→ Goal:
From the items below, list every line that contains the string "axis". Case matters.

→ Supplied records:
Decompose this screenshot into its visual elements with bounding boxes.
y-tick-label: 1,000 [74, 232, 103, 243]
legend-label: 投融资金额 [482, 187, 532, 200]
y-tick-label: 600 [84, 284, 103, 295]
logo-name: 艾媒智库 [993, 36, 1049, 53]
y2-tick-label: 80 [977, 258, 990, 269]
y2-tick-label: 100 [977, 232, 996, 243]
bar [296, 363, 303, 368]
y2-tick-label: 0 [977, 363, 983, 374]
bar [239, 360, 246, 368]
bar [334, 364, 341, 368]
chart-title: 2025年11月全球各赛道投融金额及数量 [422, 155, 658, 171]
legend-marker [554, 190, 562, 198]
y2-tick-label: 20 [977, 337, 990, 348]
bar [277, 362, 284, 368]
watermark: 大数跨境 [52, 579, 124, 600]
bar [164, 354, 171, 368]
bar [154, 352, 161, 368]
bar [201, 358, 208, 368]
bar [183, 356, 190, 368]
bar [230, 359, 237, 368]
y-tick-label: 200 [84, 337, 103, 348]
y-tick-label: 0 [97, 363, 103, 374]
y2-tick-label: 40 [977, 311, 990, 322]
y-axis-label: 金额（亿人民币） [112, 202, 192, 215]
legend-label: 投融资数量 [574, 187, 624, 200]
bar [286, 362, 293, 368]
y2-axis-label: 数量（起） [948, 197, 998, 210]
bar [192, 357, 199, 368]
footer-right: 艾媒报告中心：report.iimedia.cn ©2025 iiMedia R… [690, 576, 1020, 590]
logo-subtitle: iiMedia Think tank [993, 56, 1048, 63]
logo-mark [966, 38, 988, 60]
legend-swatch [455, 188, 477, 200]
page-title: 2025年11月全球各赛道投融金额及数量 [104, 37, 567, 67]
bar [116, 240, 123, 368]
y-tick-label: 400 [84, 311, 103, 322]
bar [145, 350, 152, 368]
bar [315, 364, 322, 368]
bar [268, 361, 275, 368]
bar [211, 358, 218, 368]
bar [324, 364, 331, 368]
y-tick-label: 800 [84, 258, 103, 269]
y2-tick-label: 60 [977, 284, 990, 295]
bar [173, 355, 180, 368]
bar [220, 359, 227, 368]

→ The completed task:
y-axis-label: 金额（亿人民币） [112, 202, 192, 215]
y2-axis-label: 数量（起） [948, 197, 998, 210]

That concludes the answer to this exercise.